TASK INPUTS
********

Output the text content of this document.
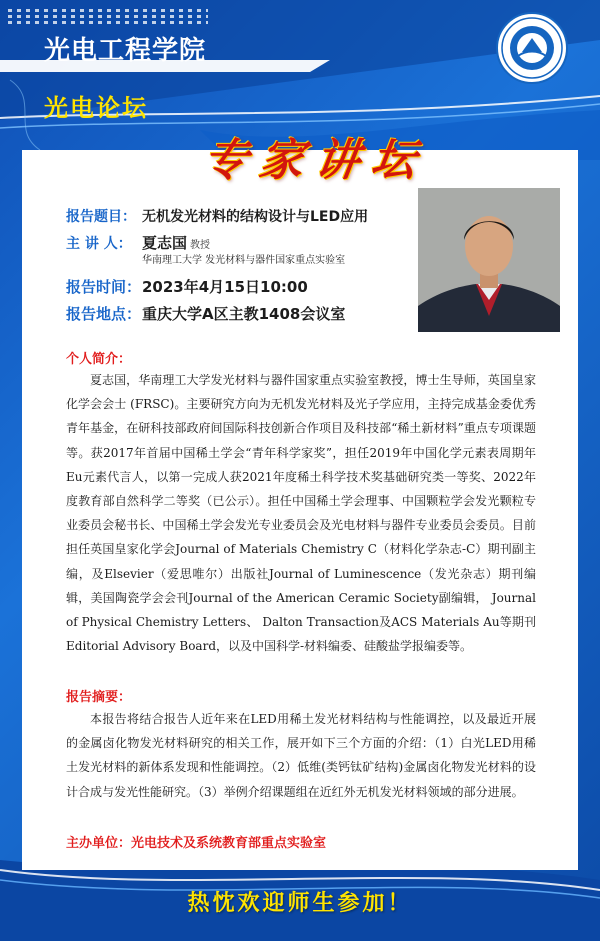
光电工程学院
光电论坛
专家讲坛
报告题目： 无机发光材料的结构设计与LED应用
主 讲 人： 夏志国 教授
华南理工大学 发光材料与器件国家重点实验室
报告时间：2023年4月15日10:00
报告地点：重庆大学A区主教1408会议室
个人简介：
夏志国，华南理工大学发光材料与器件国家重点实验室教授，博士生导师，英国皇家化学会会士 (FRSC)。主要研究方向为无机发光材料及光子学应用，主持完成基金委优秀青年基金，在研科技部政府间国际科技创新合作项目及科技部“稀土新材料”重点专项课题等。获2017年首届中国稀土学会“青年科学家奖”，担任2019年中国化学元素表周期年Eu元素代言人，以第一完成人获2021年度稀土科学技术奖基础研究类一等奖、2022年度教育部自然科学二等奖（已公示）。担任中国稀土学会理事、中国颗粒学会发光颗粒专业委员会秘书长、中国稀土学会发光专业委员会及光电材料与器件专业委员会委员。目前担任英国皇家化学会Journal of Materials Chemistry C（材料化学杂志-C）期刊副主编，及Elsevier（爱思唯尔）出版社Journal of Luminescence（发光杂志）期刊编辑，美国陶瓷学会会刊Journal of the American Ceramic Society副编辑， Journal of Physical Chemistry Letters、 Dalton Transaction及ACS Materials Au等期刊Editorial Advisory Board，以及中国科学-材料编委、硅酸盐学报编委等。
报告摘要：
本报告将结合报告人近年来在LED用稀土发光材料结构与性能调控，以及最近开展的金属卤化物发光材料研究的相关工作，展开如下三个方面的介绍：（1）白光LED用稀土发光材料的新体系发现和性能调控。（2）低维(类钙钛矿结构)金属卤化物发光材料的设计合成与发光性能研究。（3）举例介绍课题组在近红外无机发光材料领域的部分进展。
主办单位：光电技术及系统教育部重点实验室
热忱欢迎师生参加！
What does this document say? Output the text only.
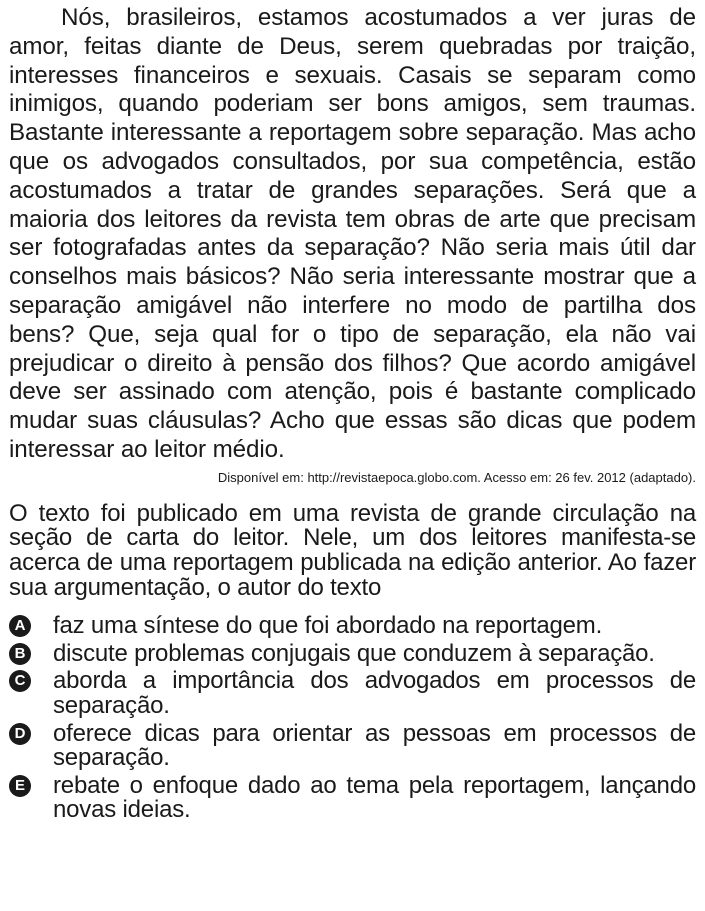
Nós, brasileiros, estamos acostumados a ver juras de amor, feitas diante de Deus, serem quebradas por traição, interesses financeiros e sexuais. Casais se separam como inimigos, quando poderiam ser bons amigos, sem traumas. Bastante interessante a reportagem sobre separação. Mas acho que os advogados consultados, por sua competência, estão acostumados a tratar de grandes separações. Será que a maioria dos leitores da revista tem obras de arte que precisam ser fotografadas antes da separação? Não seria mais útil dar conselhos mais básicos? Não seria interessante mostrar que a separação amigável não interfere no modo de partilha dos bens? Que, seja qual for o tipo de separação, ela não vai prejudicar o direito à pensão dos filhos? Que acordo amigável deve ser assinado com atenção, pois é bastante complicado mudar suas cláusulas? Acho que essas são dicas que podem interessar ao leitor médio.

Disponível em: http://revistaepoca.globo.com. Acesso em: 26 fev. 2012 (adaptado).

O texto foi publicado em uma revista de grande circulação na seção de carta do leitor. Nele, um dos leitores manifesta-se acerca de uma reportagem publicada na edição anterior. Ao fazer sua argumentação, o autor do texto

A faz uma síntese do que foi abordado na reportagem.
B discute problemas conjugais que conduzem à separação.
C aborda a importância dos advogados em processos de separação.
D oferece dicas para orientar as pessoas em processos de separação.
E rebate o enfoque dado ao tema pela reportagem, lançando novas ideias.
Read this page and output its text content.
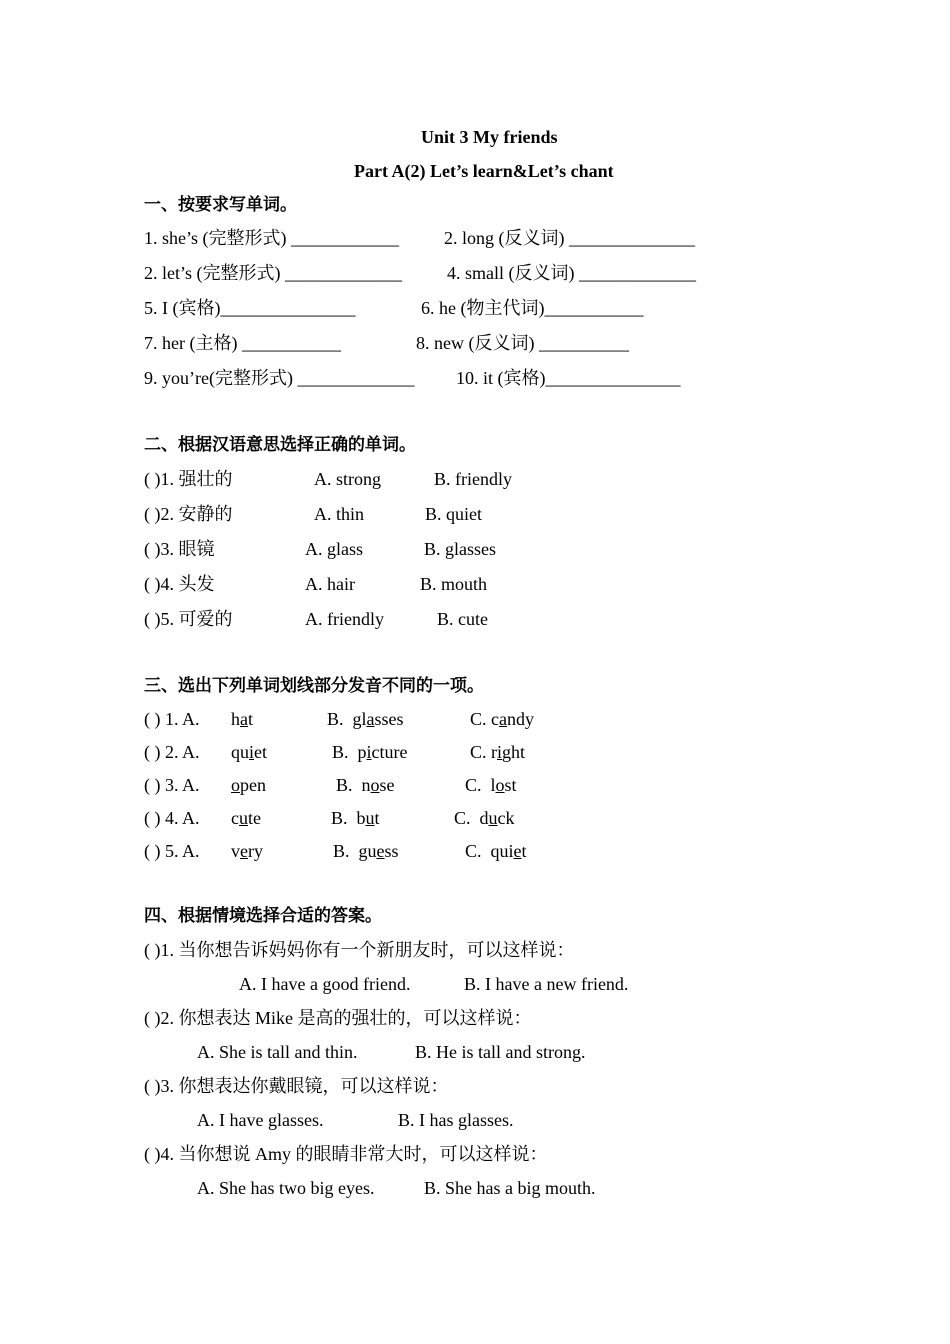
Unit 3 My friends
Part A(2) Let’s learn&Let’s chant
一、按要求写单词。
1. she’s (完整形式) ____________	2. long (反义词) ______________
2. let’s (完整形式) _____________	4. small (反义词) _____________
5. I (宾格)_______________	6. he (物主代词)___________
7. her (主格) ___________	8. new (反义词) __________
9. you’re(完整形式) _____________ 10. it (宾格)_______________
二、根据汉语意思选择正确的单词。
( )1. 强壮的	A. strong	B. friendly
( )2. 安静的	A. thin	B. quiet
( )3. 眼镜	A. glass	B. glasses
( )4. 头发	A. hair	B. mouth
( )5. 可爱的	A. friendly	B. cute
三、选出下列单词划线部分发音不同的一项。
( ) 1. A. hat	B. glasses	C. candy
( ) 2. A. quiet	B. picture	C. right
( ) 3. A. open	B. nose	C. lost
( ) 4. A. cute	B. but	C. duck
( ) 5. A. very	B. guess	C. quiet
四、根据情境选择合适的答案。
( )1. 当你想告诉妈妈你有一个新朋友时，可以这样说：
A. I have a good friend.	B. I have a new friend.
( )2. 你想表达 Mike 是高的强壮的，可以这样说：
A. She is tall and thin.	B. He is tall and strong.
( )3. 你想表达你戴眼镜，可以这样说：
A. I have glasses.	B. I has glasses.
( )4. 当你想说 Amy 的眼睛非常大时，可以这样说：
A. She has two big eyes.	B. She has a big mouth.
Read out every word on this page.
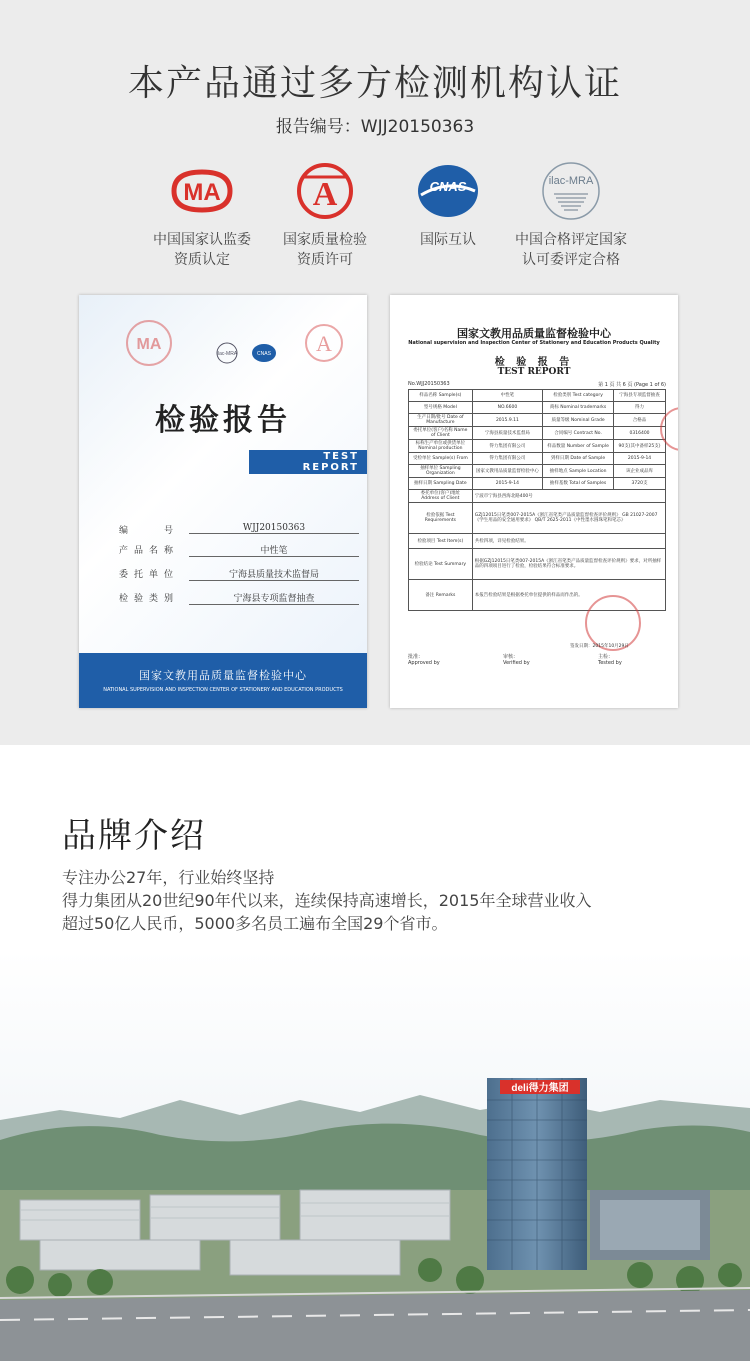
本产品通过多方检测机构认证
报告编号：WJJ20150363
MA
中国国家认监委
资质认定
A
国家质量检验
资质许可
CNAS
国际互认
ilac-MRA
中国合格评定国家
认可委评定合格
MA
ilac-MRA	CNAS A
检验报告
TEST
REPORT
编　　号	WJJ20150363
产品名称	中性笔
委托单位	宁海县质量技术监督局
检验类别	宁海县专项监督抽查
国家文教用品质量监督检验中心
NATIONAL SUPERVISION AND INSPECTION CENTER OF STATIONERY AND EDUCATION PRODUCTS
国家文教用品质量监督检验中心
National supervision and Inspection Center of Stationery and Education Products Quality
检 验 报 告
TEST REPORT
No.WJJ20150363	第 1 页 共 6 页 (Page 1 of 6)
样品名称 Sample(s)	中性笔	检验类别 Test category	宁海县专项监督抽查
型号规格 Model	NO.6600	商标 Nominal trademarks	得力
生产日期/批号 Date of Manufacture	2015.9.11	质量等级 Nominal Grade	合格品
委托单位(客户)名称 Name of Client	宁海县质量技术监督局	合同编号 Contract No.	0316400
标称生产单位或供货单位 Nominal production	得力集团有限公司	样品数量 Number of Sample	90支(其中备样25支)
受检单位 Sample(s) From	得力集团有限公司	到样日期 Date of Sample	2015-9-14
抽样单位 Sampling Organization	国家文教用品质量监督检验中心	抽样地点 Sample Location	该企业成品库
抽样日期 Sampling Date	2015-9-14	抽样基数 Total of Samples	3720支
委托单位(客户)地址 Address of Client	宁波市宁海县西海北路400号		
检验依据 Test Requirements	GZJ12015日笔类007-2015A《浙江省笔类产品质量监督检查评价规则》 GB 21027-2007《学生用品的安全通用要求》 QB/T 2625-2011《中性墨水圆珠笔和笔芯》		
检验项目 Test Item(s)	共检四项，详见检验结果。		
检验结论 Test Summary	根据GZJ12015日笔类007-2015A《浙江省笔类产品质量监督检查评价规则》要求，对所抽样品的四项项目进行了检验，检验结果符合标准要求。		
备注 Remarks	本报告检验结果是根据委托单位提供的样品而作出的。		
批准：
Approved by
审核：
Verified by
主检：
Tested by
签发日期：2015年10月29日
品牌介绍
专注办公27年，行业始终坚持
得力集团从20世纪90年代以来，连续保持高速增长，2015年全球营业收入
超过50亿人民币，5000多名员工遍布全国29个省市。
deli得力集团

********

THE TASK
Leave out the pictures and retype every line above exactly.

RESPONSE TO THE TASK
Output the text content of this document.
光电工程学院
光电论坛
专家讲坛
报告题目： 无机发光材料的结构设计与LED应用
主 讲 人： 夏志国 教授
华南理工大学 发光材料与器件国家重点实验室
报告时间：2023年4月15日10:00
报告地点：重庆大学A区主教1408会议室
个人简介：
夏志国，华南理工大学发光材料与器件国家重点实验室教授，博士生导师，英国皇家化学会会士 (FRSC)。主要研究方向为无机发光材料及光子学应用，主持完成基金委优秀青年基金，在研科技部政府间国际科技创新合作项目及科技部“稀土新材料”重点专项课题等。获2017年首届中国稀土学会“青年科学家奖”，担任2019年中国化学元素表周期年Eu元素代言人，以第一完成人获2021年度稀土科学技术奖基础研究类一等奖、2022年度教育部自然科学二等奖（已公示）。担任中国稀土学会理事、中国颗粒学会发光颗粒专业委员会秘书长、中国稀土学会发光专业委员会及光电材料与器件专业委员会委员。目前担任英国皇家化学会Journal of Materials Chemistry C（材料化学杂志-C）期刊副主编，及Elsevier（爱思唯尔）出版社Journal of Luminescence（发光杂志）期刊编辑，美国陶瓷学会会刊Journal of the American Ceramic Society副编辑， Journal of Physical Chemistry Letters、 Dalton Transaction及ACS Materials Au等期刊Editorial Advisory Board，以及中国科学-材料编委、硅酸盐学报编委等。
报告摘要：
本报告将结合报告人近年来在LED用稀土发光材料结构与性能调控，以及最近开展的金属卤化物发光材料研究的相关工作，展开如下三个方面的介绍：（1）白光LED用稀土发光材料的新体系发现和性能调控。（2）低维(类钙钛矿结构)金属卤化物发光材料的设计合成与发光性能研究。（3）举例介绍课题组在近红外无机发光材料领域的部分进展。
主办单位：光电技术及系统教育部重点实验室
热忱欢迎师生参加！
What does this document say? Output the text only.
Nós, brasileiros, estamos acostumados a ver juras de amor, feitas diante de Deus, serem quebradas por traição, interesses financeiros e sexuais. Casais se separam como inimigos, quando poderiam ser bons amigos, sem traumas. Bastante interessante a reportagem sobre separação. Mas acho que os advogados consultados, por sua competência, estão acostumados a tratar de grandes separações. Será que a maioria dos leitores da revista tem obras de arte que precisam ser fotografadas antes da separação? Não seria mais útil dar conselhos mais básicos? Não seria interessante mostrar que a separação amigável não interfere no modo de partilha dos bens? Que, seja qual for o tipo de separação, ela não vai prejudicar o direito à pensão dos filhos? Que acordo amigável deve ser assinado com atenção, pois é bastante complicado mudar suas cláusulas? Acho que essas são dicas que podem interessar ao leitor médio.

Disponível em: http://revistaepoca.globo.com. Acesso em: 26 fev. 2012 (adaptado).

O texto foi publicado em uma revista de grande circulação na seção de carta do leitor. Nele, um dos leitores manifesta-se acerca de uma reportagem publicada na edição anterior. Ao fazer sua argumentação, o autor do texto

A faz uma síntese do que foi abordado na reportagem.
B discute problemas conjugais que conduzem à separação.
C aborda a importância dos advogados em processos de separação.
D oferece dicas para orientar as pessoas em processos de separação.
E rebate o enfoque dado ao tema pela reportagem, lançando novas ideias.
Read this page and output its text content.
Unit 3 My friends
Part A(2) Let’s learn&Let’s chant
一、按要求写单词。
1. she’s (完整形式) ____________	2. long (反义词) ______________
2. let’s (完整形式) _____________	4. small (反义词) _____________
5. I (宾格)_______________	6. he (物主代词)___________
7. her (主格) ___________	8. new (反义词) __________
9. you’re(完整形式) _____________ 10. it (宾格)_______________
二、根据汉语意思选择正确的单词。
( )1. 强壮的	A. strong	B. friendly
( )2. 安静的	A. thin	B. quiet
( )3. 眼镜	A. glass	B. glasses
( )4. 头发	A. hair	B. mouth
( )5. 可爱的	A. friendly	B. cute
三、选出下列单词划线部分发音不同的一项。
( ) 1. A. hat	B. glasses	C. candy
( ) 2. A. quiet	B. picture	C. right
( ) 3. A. open	B. nose	C. lost
( ) 4. A. cute	B. but	C. duck
( ) 5. A. very	B. guess	C. quiet
四、根据情境选择合适的答案。
( )1. 当你想告诉妈妈你有一个新朋友时，可以这样说：
A. I have a good friend.	B. I have a new friend.
( )2. 你想表达 Mike 是高的强壮的，可以这样说：
A. She is tall and thin.	B. He is tall and strong.
( )3. 你想表达你戴眼镜，可以这样说：
A. I have glasses.	B. I has glasses.
( )4. 当你想说 Amy 的眼睛非常大时，可以这样说：
A. She has two big eyes.	B. She has a big mouth.
Read out every word on this page.
本产品通过多方检测机构认证
报告编号：WJJ20150363
MA
中国国家认监委
资质认定
A
国家质量检验
资质许可
CNAS
国际互认
ilac-MRA
中国合格评定国家
认可委评定合格
MA
ilac-MRA	CNAS A
检验报告
TEST
REPORT
编　　号	WJJ20150363
产品名称	中性笔
委托单位	宁海县质量技术监督局
检验类别	宁海县专项监督抽查
国家文教用品质量监督检验中心
NATIONAL SUPERVISION AND INSPECTION CENTER OF STATIONERY AND EDUCATION PRODUCTS
国家文教用品质量监督检验中心
National supervision and Inspection Center of Stationery and Education Products Quality
检 验 报 告
TEST REPORT
No.WJJ20150363	第 1 页 共 6 页 (Page 1 of 6)
样品名称 Sample(s)	中性笔	检验类别 Test category	宁海县专项监督抽查
型号规格 Model	NO.6600	商标 Nominal trademarks	得力
生产日期/批号 Date of Manufacture	2015.9.11	质量等级 Nominal Grade	合格品
委托单位(客户)名称 Name of Client	宁海县质量技术监督局	合同编号 Contract No.	0316400
标称生产单位或供货单位 Nominal production	得力集团有限公司	样品数量 Number of Sample	90支(其中备样25支)
受检单位 Sample(s) From	得力集团有限公司	到样日期 Date of Sample	2015-9-14
抽样单位 Sampling Organization	国家文教用品质量监督检验中心	抽样地点 Sample Location	该企业成品库
抽样日期 Sampling Date	2015-9-14	抽样基数 Total of Samples	3720支
委托单位(客户)地址 Address of Client	宁波市宁海县西海北路400号		
检验依据 Test Requirements	GZJ12015日笔类007-2015A《浙江省笔类产品质量监督检查评价规则》 GB 21027-2007《学生用品的安全通用要求》 QB/T 2625-2011《中性墨水圆珠笔和笔芯》		
检验项目 Test Item(s)	共检四项，详见检验结果。		
检验结论 Test Summary	根据GZJ12015日笔类007-2015A《浙江省笔类产品质量监督检查评价规则》要求，对所抽样品的四项项目进行了检验，检验结果符合标准要求。		
备注 Remarks	本报告检验结果是根据委托单位提供的样品而作出的。		
批准：
Approved by
审核：
Verified by
主检：
Tested by
签发日期：2015年10月29日
品牌介绍
专注办公27年，行业始终坚持
得力集团从20世纪90年代以来，连续保持高速增长，2015年全球营业收入
超过50亿人民币，5000多名员工遍布全国29个省市。
deli得力集团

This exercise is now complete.